Lines that hold the word "richiamo" should be located and copied.

####

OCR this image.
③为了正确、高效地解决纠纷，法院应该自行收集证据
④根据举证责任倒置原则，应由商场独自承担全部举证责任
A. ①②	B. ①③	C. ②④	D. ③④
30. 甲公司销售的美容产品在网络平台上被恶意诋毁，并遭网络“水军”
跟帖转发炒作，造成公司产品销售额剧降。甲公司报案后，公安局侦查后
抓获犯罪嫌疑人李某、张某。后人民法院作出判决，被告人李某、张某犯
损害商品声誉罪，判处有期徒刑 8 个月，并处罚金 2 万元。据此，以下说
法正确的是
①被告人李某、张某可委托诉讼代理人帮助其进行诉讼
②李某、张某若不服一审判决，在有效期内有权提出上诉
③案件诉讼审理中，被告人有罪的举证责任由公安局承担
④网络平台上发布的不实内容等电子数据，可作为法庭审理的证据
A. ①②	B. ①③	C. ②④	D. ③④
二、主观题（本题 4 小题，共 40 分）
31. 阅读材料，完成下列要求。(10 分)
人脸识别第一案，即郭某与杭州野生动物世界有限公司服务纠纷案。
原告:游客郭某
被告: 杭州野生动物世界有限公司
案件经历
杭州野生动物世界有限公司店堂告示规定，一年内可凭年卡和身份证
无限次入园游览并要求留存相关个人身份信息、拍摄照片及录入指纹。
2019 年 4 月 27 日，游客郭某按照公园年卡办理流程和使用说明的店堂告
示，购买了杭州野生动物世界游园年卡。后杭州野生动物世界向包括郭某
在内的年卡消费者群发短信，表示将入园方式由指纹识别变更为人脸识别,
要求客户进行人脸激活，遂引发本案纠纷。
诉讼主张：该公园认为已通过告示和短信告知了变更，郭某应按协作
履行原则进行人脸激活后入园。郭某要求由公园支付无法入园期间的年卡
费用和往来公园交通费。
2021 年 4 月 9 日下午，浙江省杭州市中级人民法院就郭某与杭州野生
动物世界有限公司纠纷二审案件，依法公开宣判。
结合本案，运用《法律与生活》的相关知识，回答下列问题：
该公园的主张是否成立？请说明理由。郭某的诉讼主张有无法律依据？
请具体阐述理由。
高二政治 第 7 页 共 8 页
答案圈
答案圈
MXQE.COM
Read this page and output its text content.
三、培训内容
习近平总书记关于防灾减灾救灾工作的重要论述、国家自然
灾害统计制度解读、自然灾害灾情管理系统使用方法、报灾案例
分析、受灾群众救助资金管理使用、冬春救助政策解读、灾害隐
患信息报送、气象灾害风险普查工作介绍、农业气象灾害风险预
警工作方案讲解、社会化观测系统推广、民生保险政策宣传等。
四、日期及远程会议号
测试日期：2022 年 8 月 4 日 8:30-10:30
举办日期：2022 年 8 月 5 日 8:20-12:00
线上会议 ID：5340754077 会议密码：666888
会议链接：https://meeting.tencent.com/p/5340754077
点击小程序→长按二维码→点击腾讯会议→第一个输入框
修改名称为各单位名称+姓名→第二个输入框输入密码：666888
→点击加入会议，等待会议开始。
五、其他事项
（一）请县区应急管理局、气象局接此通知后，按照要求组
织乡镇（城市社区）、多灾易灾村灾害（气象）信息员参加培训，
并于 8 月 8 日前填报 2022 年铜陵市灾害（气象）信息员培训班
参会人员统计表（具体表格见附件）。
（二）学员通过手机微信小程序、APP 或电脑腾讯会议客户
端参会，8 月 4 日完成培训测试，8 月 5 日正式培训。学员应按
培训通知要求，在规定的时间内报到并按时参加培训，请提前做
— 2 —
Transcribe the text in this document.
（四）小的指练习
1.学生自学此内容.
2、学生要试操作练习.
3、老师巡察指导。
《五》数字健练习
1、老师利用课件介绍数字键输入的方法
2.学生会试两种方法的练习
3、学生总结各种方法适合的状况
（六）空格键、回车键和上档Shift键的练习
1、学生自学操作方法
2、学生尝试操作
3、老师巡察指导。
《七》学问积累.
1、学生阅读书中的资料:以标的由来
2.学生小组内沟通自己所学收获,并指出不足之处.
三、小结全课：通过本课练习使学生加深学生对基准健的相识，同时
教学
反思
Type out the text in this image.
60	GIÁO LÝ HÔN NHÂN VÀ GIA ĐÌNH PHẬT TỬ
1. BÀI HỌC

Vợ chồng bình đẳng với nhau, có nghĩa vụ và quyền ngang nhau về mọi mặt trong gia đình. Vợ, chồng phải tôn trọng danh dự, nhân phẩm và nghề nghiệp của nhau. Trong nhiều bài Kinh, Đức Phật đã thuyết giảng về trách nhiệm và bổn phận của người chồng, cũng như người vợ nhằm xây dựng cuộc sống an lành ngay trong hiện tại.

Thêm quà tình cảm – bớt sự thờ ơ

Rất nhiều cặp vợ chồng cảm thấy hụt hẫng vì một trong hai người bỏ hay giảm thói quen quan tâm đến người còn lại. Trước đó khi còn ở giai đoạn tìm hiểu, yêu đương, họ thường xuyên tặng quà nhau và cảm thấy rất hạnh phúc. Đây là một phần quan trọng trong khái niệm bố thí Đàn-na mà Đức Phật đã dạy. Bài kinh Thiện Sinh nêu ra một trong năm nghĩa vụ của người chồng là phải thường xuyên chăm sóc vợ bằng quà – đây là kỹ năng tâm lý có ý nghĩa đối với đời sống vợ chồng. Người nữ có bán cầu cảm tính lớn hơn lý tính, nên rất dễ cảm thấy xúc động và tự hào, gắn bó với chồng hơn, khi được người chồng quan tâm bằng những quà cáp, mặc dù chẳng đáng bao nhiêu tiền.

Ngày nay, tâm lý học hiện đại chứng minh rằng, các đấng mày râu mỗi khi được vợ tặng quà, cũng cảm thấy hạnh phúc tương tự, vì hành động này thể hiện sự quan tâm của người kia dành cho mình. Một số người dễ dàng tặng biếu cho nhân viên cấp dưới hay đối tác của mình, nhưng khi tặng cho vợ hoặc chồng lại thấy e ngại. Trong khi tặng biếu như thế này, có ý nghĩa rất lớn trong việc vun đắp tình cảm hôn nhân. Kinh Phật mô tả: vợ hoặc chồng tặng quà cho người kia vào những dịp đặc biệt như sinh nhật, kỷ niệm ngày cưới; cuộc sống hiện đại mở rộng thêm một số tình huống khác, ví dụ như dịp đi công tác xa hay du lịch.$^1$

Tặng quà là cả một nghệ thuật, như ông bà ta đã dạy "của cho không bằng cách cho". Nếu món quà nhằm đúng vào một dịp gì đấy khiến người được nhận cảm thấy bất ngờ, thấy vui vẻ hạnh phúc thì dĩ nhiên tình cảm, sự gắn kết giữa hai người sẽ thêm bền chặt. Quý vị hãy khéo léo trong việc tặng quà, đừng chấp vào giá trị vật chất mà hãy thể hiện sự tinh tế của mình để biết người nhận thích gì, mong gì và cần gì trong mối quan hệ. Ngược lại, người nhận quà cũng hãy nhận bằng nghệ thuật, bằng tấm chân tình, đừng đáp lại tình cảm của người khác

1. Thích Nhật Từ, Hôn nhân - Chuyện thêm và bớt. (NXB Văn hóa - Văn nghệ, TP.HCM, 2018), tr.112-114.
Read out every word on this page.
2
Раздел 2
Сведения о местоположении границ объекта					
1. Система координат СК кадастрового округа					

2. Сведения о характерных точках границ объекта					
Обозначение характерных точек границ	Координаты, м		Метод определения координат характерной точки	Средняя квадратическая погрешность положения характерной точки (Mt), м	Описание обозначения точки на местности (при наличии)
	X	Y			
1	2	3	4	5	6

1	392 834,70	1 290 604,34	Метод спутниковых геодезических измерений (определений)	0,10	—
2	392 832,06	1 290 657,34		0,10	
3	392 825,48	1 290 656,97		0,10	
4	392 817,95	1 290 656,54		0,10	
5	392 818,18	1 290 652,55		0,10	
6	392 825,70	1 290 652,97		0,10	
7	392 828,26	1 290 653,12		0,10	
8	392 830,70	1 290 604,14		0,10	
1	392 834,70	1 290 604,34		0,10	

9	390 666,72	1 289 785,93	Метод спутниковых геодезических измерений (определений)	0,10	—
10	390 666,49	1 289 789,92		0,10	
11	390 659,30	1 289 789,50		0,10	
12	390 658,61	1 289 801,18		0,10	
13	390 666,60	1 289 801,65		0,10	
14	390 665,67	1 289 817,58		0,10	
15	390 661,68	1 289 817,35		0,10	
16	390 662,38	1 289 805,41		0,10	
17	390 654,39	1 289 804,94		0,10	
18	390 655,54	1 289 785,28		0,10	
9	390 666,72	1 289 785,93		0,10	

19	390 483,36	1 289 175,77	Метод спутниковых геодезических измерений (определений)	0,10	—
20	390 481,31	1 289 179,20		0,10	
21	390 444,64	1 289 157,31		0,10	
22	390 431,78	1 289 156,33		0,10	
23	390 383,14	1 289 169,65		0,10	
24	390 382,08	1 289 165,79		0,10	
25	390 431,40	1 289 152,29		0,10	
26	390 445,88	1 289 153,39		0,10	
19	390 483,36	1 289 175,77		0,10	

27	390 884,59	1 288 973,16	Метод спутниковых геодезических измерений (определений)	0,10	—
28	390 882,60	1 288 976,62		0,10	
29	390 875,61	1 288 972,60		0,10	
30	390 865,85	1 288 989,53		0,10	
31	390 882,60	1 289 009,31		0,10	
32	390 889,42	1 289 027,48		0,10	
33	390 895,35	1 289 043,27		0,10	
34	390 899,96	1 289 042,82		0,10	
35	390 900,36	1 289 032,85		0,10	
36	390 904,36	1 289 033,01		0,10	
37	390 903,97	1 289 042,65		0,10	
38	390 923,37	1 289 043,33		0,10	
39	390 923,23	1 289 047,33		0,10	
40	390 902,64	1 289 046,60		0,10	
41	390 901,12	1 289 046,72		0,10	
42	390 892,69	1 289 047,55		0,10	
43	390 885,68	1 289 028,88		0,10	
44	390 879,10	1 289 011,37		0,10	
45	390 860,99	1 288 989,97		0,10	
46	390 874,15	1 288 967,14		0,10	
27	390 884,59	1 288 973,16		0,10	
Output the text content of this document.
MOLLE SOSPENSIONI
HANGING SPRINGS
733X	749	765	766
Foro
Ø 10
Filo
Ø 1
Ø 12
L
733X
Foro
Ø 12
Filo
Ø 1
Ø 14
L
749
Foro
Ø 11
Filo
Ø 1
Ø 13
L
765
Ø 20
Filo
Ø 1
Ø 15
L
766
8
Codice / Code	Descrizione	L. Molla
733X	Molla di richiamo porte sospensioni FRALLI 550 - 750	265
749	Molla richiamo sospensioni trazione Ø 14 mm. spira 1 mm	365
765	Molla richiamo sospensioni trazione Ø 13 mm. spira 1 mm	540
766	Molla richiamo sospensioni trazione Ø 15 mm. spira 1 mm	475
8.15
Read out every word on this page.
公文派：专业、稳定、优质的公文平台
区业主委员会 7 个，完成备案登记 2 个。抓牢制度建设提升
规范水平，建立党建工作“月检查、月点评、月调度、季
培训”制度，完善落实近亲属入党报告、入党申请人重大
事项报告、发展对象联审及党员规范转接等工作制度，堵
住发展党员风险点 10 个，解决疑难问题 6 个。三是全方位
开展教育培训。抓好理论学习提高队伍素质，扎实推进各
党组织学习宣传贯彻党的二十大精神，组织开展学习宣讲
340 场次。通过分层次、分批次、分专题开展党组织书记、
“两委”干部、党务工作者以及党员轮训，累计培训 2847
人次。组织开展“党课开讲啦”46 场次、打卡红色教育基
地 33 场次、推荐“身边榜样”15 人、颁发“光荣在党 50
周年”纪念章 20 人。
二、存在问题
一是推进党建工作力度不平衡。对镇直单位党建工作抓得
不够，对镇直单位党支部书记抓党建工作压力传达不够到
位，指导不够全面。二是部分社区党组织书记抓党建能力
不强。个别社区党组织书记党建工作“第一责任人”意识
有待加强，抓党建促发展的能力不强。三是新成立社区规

####

(Reply to the exercise):
733X	Molla di richiamo porte sospensioni FRALLI 550 - 750	265
749	Molla richiamo sospensioni trazione Ø 14 mm. spira 1 mm	365
765	Molla richiamo sospensioni trazione Ø 13 mm. spira 1 mm	540
766	Molla richiamo sospensioni trazione Ø 15 mm. spira 1 mm	475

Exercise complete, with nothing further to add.